- **Written problem**:
Look for the string "title" in every line, and copy each line that has it.

- **Listed records**:
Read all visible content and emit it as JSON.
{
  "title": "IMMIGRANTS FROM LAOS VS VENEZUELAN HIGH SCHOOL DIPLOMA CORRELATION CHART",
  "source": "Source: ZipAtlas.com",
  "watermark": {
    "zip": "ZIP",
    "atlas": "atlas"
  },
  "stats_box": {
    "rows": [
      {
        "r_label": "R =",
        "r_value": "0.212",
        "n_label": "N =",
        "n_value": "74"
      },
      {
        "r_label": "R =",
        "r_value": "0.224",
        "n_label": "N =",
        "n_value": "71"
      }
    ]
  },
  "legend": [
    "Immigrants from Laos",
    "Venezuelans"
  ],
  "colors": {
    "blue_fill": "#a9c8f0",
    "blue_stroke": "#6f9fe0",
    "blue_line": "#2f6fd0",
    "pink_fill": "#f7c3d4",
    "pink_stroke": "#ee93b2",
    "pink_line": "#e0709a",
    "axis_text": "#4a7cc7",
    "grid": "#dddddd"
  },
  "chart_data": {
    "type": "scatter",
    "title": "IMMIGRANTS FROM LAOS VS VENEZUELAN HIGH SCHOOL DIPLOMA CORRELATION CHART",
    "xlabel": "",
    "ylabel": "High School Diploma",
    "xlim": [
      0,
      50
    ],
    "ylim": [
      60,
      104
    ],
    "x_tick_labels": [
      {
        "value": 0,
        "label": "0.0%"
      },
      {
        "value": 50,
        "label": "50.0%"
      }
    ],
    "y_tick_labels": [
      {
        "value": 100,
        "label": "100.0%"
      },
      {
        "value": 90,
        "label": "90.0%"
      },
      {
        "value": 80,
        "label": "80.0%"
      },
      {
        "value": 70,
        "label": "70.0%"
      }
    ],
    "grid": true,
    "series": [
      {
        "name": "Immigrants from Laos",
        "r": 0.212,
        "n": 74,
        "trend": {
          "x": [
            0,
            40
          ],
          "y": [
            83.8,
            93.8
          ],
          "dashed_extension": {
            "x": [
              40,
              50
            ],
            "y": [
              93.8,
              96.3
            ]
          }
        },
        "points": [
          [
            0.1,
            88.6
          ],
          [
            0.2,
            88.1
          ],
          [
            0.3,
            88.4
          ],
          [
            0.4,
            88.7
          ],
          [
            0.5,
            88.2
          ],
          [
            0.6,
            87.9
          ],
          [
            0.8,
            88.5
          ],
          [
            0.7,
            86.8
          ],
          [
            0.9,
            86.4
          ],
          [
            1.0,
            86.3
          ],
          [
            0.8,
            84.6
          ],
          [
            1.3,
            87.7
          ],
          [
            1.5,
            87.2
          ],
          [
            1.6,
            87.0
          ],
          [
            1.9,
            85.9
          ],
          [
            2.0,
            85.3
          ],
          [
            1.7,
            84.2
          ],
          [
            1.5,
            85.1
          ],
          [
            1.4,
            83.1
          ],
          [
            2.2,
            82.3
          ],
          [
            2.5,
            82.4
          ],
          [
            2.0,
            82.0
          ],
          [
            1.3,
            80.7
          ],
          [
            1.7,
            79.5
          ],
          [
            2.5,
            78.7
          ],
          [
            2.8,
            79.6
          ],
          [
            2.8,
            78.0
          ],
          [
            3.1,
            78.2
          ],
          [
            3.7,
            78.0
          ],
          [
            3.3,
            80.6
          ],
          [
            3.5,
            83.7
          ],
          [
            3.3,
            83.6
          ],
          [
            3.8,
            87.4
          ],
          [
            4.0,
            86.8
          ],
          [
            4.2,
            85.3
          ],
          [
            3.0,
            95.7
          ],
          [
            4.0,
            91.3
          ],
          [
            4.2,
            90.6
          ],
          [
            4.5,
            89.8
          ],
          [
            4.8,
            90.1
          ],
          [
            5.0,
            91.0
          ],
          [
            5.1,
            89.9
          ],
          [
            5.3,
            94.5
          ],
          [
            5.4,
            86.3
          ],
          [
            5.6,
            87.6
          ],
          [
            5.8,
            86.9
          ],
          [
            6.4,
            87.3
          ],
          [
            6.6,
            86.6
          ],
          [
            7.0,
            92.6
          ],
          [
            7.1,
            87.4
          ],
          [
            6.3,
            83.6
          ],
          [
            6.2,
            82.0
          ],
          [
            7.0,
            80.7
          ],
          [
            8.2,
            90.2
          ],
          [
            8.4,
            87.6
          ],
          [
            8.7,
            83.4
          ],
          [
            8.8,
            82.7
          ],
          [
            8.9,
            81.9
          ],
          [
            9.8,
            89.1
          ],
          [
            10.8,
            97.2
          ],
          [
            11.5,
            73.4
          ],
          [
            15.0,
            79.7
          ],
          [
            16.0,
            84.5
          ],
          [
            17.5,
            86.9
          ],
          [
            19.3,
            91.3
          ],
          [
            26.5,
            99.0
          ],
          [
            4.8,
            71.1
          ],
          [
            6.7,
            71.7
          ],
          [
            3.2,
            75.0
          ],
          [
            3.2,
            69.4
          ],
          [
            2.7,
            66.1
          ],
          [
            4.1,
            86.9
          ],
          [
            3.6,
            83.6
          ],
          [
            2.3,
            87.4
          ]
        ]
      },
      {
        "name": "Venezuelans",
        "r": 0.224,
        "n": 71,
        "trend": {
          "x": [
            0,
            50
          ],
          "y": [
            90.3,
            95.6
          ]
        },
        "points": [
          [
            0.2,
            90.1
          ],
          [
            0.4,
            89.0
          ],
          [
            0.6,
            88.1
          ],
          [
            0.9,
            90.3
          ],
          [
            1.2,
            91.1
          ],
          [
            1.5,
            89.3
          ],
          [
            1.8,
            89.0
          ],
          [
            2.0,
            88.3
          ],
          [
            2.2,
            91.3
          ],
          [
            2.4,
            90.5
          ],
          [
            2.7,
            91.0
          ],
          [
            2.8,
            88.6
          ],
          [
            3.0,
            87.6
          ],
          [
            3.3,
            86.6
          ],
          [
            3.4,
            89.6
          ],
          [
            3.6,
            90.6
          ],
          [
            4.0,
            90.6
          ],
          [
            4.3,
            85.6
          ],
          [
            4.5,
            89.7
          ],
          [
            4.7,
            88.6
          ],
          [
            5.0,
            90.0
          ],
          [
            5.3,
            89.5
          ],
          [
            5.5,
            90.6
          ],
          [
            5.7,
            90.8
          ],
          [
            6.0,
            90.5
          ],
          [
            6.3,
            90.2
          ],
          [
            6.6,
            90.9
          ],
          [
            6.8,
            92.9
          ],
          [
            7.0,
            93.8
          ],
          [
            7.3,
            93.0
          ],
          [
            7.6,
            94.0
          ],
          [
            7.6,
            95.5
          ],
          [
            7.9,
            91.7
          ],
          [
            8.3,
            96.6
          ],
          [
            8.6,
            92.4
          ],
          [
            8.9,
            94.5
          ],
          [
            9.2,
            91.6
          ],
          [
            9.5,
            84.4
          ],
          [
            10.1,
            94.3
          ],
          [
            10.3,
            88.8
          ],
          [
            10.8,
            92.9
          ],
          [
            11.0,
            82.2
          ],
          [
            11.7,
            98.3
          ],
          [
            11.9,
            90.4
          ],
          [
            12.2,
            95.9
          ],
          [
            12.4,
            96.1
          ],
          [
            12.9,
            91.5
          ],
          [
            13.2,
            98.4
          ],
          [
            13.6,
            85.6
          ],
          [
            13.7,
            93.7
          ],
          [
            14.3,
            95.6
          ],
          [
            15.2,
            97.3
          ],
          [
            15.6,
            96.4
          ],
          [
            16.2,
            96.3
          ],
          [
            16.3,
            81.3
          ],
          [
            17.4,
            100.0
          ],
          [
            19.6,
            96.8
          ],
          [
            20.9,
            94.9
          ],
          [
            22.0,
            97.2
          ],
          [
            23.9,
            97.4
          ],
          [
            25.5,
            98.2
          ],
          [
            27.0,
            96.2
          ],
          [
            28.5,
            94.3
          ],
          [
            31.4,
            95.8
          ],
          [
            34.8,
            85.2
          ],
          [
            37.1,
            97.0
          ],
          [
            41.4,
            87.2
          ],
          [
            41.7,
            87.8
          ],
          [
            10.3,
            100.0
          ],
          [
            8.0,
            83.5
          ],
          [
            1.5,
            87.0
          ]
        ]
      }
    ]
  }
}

- **Final result**:
  "title": "IMMIGRANTS FROM LAOS VS VENEZUELAN HIGH SCHOOL DIPLOMA CORRELATION CHART",
    "title": "IMMIGRANTS FROM LAOS VS VENEZUELAN HIGH SCHOOL DIPLOMA CORRELATION CHART",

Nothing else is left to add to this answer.